Problem requirements -
Only the lines holding the string "name" are needed. Copy each one.

[Start Data supplied]

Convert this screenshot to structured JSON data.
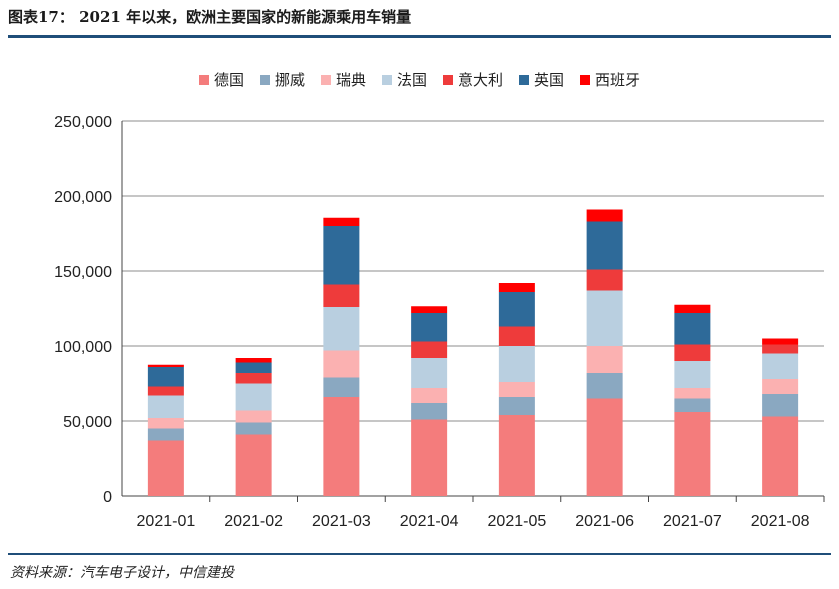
{
  "title": "图表17：  2021 年以来，欧洲主要国家的新能源乘用车销量",
  "source": "资料来源：汽车电子设计，中信建投",
  "chart_data": {
    "type": "bar",
    "stacked": true,
    "categories": [
      "2021-01",
      "2021-02",
      "2021-03",
      "2021-04",
      "2021-05",
      "2021-06",
      "2021-07",
      "2021-08"
    ],
    "ylim": [
      0,
      250000
    ],
    "yticks": [
      0,
      50000,
      100000,
      150000,
      200000,
      250000
    ],
    "ytick_labels": [
      "0",
      "50,000",
      "100,000",
      "150,000",
      "200,000",
      "250,000"
    ],
    "grid": true,
    "legend_position": "top",
    "series": [
      {
        "name": "德国",
        "color": "#f47c7c",
        "values": [
          37000,
          41000,
          66000,
          51000,
          54000,
          65000,
          56000,
          53000
        ]
      },
      {
        "name": "挪威",
        "color": "#8aa8c1",
        "values": [
          8000,
          8000,
          13000,
          11000,
          12000,
          17000,
          9000,
          15000
        ]
      },
      {
        "name": "瑞典",
        "color": "#fbb1b1",
        "values": [
          7000,
          8000,
          18000,
          10000,
          10000,
          18000,
          7000,
          10000
        ]
      },
      {
        "name": "法国",
        "color": "#b9cfe0",
        "values": [
          15000,
          18000,
          29000,
          20000,
          24000,
          37000,
          18000,
          17000
        ]
      },
      {
        "name": "意大利",
        "color": "#ee3b3b",
        "values": [
          6000,
          7000,
          15000,
          11000,
          13000,
          14000,
          11000,
          6000
        ]
      },
      {
        "name": "英国",
        "color": "#2e6a99",
        "values": [
          13000,
          7000,
          39000,
          19000,
          23000,
          32000,
          21000,
          0
        ]
      },
      {
        "name": "西班牙",
        "color": "#ff0000",
        "values": [
          1500,
          3000,
          5500,
          4500,
          6000,
          8000,
          5500,
          4000
        ]
      }
    ]
  }
}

[End Data supplied]

Reply to the task -
        "name": "德国",
        "name": "挪威",
        "name": "瑞典",
        "name": "法国",
        "name": "意大利",
        "name": "英国",
        "name": "西班牙",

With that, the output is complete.